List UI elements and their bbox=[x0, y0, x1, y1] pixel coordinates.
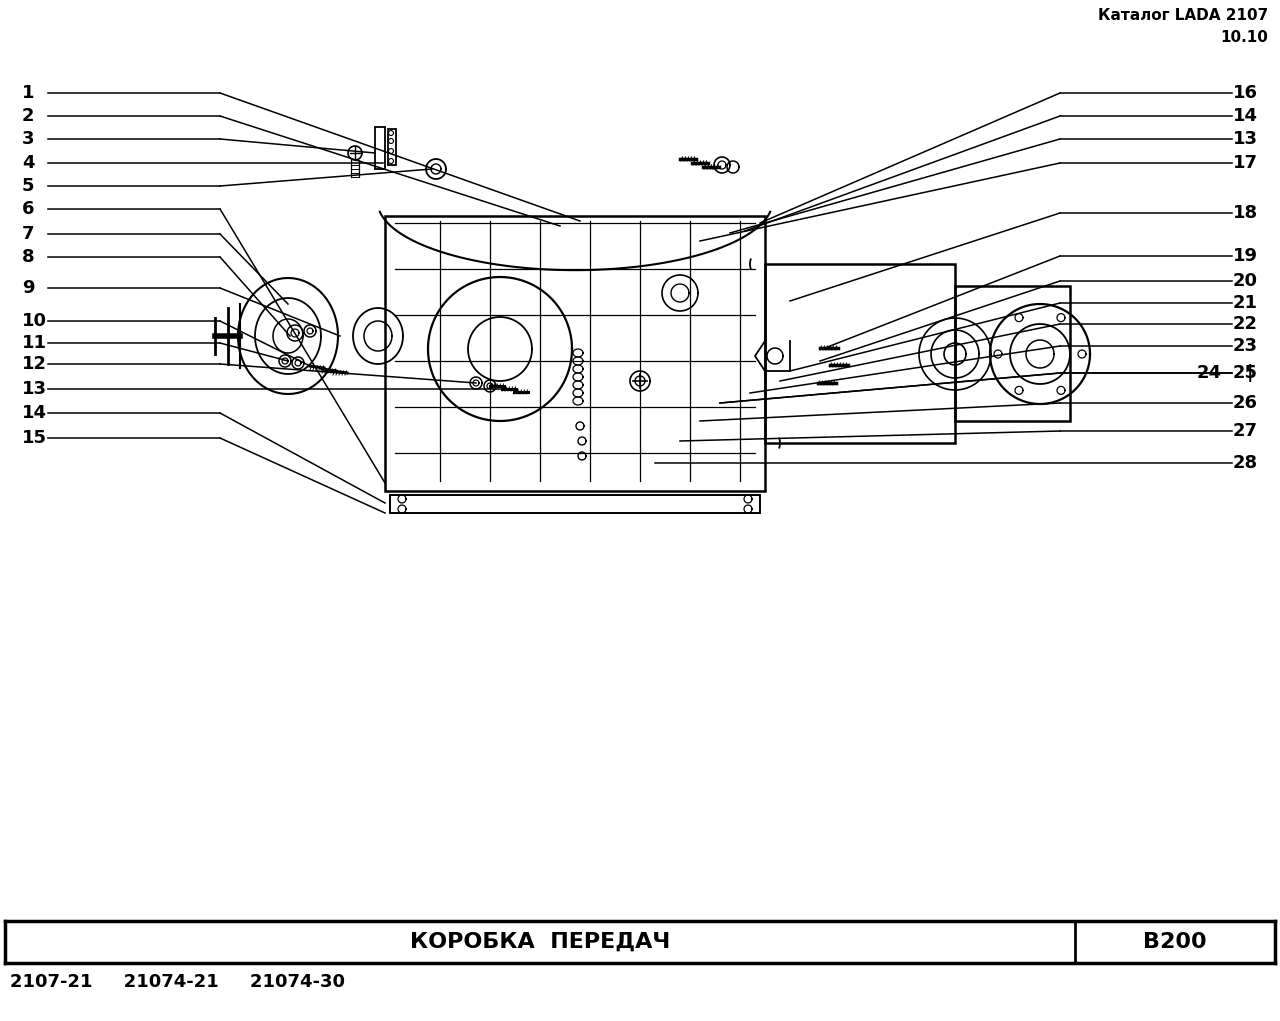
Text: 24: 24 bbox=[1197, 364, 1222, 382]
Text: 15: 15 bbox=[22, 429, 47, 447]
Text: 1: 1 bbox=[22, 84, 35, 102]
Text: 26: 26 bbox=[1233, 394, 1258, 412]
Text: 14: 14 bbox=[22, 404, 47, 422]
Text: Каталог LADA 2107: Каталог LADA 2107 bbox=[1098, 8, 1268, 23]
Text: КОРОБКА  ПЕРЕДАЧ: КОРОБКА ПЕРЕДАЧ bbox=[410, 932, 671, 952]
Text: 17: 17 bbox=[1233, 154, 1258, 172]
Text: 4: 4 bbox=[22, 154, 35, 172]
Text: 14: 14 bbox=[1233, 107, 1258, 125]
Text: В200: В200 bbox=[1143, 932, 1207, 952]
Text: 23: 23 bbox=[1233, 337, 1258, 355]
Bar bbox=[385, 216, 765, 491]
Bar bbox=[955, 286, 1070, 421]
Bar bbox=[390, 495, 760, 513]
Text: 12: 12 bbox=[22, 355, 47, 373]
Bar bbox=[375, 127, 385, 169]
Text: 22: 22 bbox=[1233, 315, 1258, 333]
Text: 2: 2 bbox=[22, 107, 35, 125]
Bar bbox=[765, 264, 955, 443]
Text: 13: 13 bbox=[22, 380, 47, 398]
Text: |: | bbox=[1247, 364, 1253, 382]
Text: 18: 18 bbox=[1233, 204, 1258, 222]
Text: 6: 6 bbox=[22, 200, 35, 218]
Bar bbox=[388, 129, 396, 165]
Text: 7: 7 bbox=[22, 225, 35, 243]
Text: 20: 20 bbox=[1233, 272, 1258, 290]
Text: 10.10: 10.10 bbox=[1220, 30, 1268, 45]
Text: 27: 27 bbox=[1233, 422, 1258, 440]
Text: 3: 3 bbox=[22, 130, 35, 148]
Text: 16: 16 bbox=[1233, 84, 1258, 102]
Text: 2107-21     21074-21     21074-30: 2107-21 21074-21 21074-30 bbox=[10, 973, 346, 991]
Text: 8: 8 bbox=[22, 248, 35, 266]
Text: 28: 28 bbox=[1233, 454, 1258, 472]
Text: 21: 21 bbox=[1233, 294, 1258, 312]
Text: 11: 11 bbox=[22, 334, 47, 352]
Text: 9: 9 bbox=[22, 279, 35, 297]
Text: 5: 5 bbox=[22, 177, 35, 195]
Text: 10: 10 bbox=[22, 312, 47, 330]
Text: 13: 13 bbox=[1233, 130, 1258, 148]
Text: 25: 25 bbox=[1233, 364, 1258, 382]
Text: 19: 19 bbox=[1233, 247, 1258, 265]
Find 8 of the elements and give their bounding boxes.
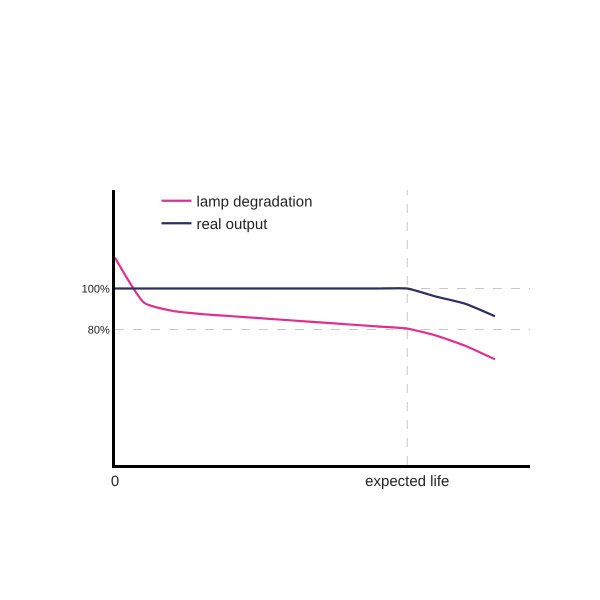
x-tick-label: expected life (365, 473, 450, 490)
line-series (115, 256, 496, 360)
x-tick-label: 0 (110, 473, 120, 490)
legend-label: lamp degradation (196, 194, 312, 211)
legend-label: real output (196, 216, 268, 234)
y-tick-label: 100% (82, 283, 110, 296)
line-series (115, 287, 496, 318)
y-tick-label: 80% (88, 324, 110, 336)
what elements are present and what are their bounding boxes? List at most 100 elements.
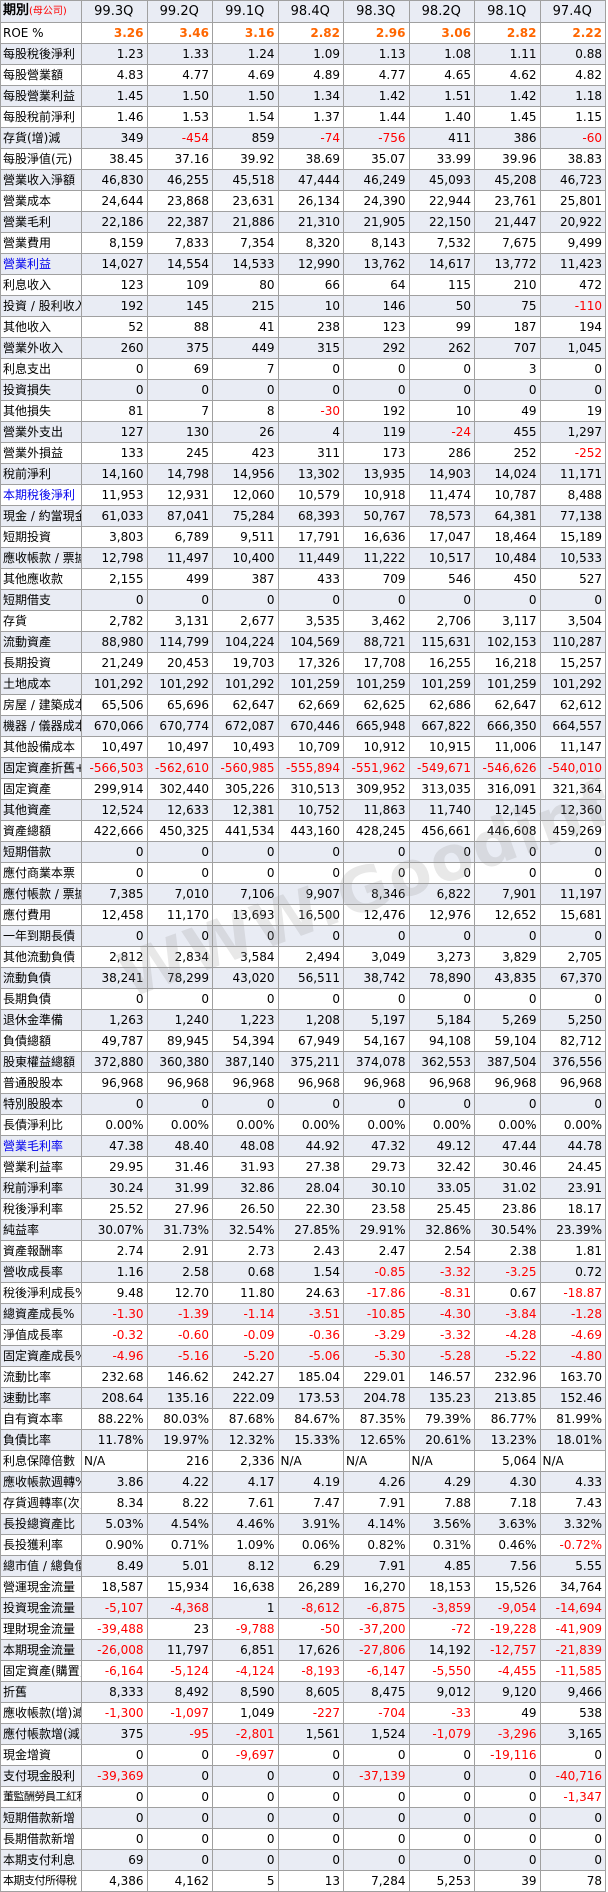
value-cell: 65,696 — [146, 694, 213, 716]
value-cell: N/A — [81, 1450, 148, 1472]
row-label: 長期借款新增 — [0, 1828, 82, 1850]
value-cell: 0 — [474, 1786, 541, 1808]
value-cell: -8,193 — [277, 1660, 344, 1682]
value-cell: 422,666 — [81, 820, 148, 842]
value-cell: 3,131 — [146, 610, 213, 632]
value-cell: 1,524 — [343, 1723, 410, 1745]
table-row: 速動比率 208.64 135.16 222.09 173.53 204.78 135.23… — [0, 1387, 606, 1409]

- Description of the task
Please print all of the items above again, line for line and with no changes, omitting the pictures.

- Correct result
List UI elements and their bbox=[x0, y0, x1, y1] pixel coordinates.
Text: 24: 24 bbox=[1197, 364, 1222, 382]
Text: 15: 15 bbox=[22, 429, 47, 447]
Text: 1: 1 bbox=[22, 84, 35, 102]
Text: 26: 26 bbox=[1233, 394, 1258, 412]
Text: 14: 14 bbox=[22, 404, 47, 422]
Text: Каталог LADA 2107: Каталог LADA 2107 bbox=[1098, 8, 1268, 23]
Text: КОРОБКА  ПЕРЕДАЧ: КОРОБКА ПЕРЕДАЧ bbox=[410, 932, 671, 952]
Text: 17: 17 bbox=[1233, 154, 1258, 172]
Text: 4: 4 bbox=[22, 154, 35, 172]
Text: 14: 14 bbox=[1233, 107, 1258, 125]
Text: В200: В200 bbox=[1143, 932, 1207, 952]
Text: 23: 23 bbox=[1233, 337, 1258, 355]
Bar bbox=[385, 216, 765, 491]
Bar bbox=[955, 286, 1070, 421]
Bar bbox=[390, 495, 760, 513]
Text: 12: 12 bbox=[22, 355, 47, 373]
Bar bbox=[375, 127, 385, 169]
Text: 22: 22 bbox=[1233, 315, 1258, 333]
Text: 2: 2 bbox=[22, 107, 35, 125]
Bar bbox=[765, 264, 955, 443]
Text: 13: 13 bbox=[22, 380, 47, 398]
Text: |: | bbox=[1247, 364, 1253, 382]
Text: 18: 18 bbox=[1233, 204, 1258, 222]
Text: 6: 6 bbox=[22, 200, 35, 218]
Bar bbox=[388, 129, 396, 165]
Text: 7: 7 bbox=[22, 225, 35, 243]
Text: 20: 20 bbox=[1233, 272, 1258, 290]
Text: 10.10: 10.10 bbox=[1220, 30, 1268, 45]
Text: 27: 27 bbox=[1233, 422, 1258, 440]
Text: 3: 3 bbox=[22, 130, 35, 148]
Text: 16: 16 bbox=[1233, 84, 1258, 102]
Text: 2107-21     21074-21     21074-30: 2107-21 21074-21 21074-30 bbox=[10, 973, 346, 991]
Text: 8: 8 bbox=[22, 248, 35, 266]
Text: 28: 28 bbox=[1233, 454, 1258, 472]
Text: 21: 21 bbox=[1233, 294, 1258, 312]
Text: 11: 11 bbox=[22, 334, 47, 352]
Text: 9: 9 bbox=[22, 279, 35, 297]
Text: 5: 5 bbox=[22, 177, 35, 195]
Text: 10: 10 bbox=[22, 312, 47, 330]
Text: 13: 13 bbox=[1233, 130, 1258, 148]
Text: 25: 25 bbox=[1233, 364, 1258, 382]
Text: 19: 19 bbox=[1233, 247, 1258, 265]
Find 8 of the elements and give their bounding boxes.
x-tick-label: expected life (365, 473, 450, 490)
line-series (115, 256, 496, 360)
x-tick-label: 0 (110, 473, 120, 490)
legend-label: lamp degradation (196, 194, 312, 211)
legend-label: real output (196, 216, 268, 234)
y-tick-label: 100% (82, 283, 110, 296)
line-series (115, 287, 496, 318)
y-tick-label: 80% (88, 324, 110, 336)
what elements are present and what are their bounding boxes? List at most 100 elements.
value-cell: 65,696 — [146, 694, 213, 716]
value-cell: N/A — [81, 1450, 148, 1472]
row-label: 長期借款新增 — [0, 1828, 82, 1850]
value-cell: 0 — [474, 1786, 541, 1808]
value-cell: -8,193 — [277, 1660, 344, 1682]
value-cell: 422,666 — [81, 820, 148, 842]
value-cell: 3,131 — [146, 610, 213, 632]
value-cell: 1,524 — [343, 1723, 410, 1745]
table-row: 速動比率 208.64 135.16 222.09 173.53 204.78 135.23… — [0, 1387, 606, 1409]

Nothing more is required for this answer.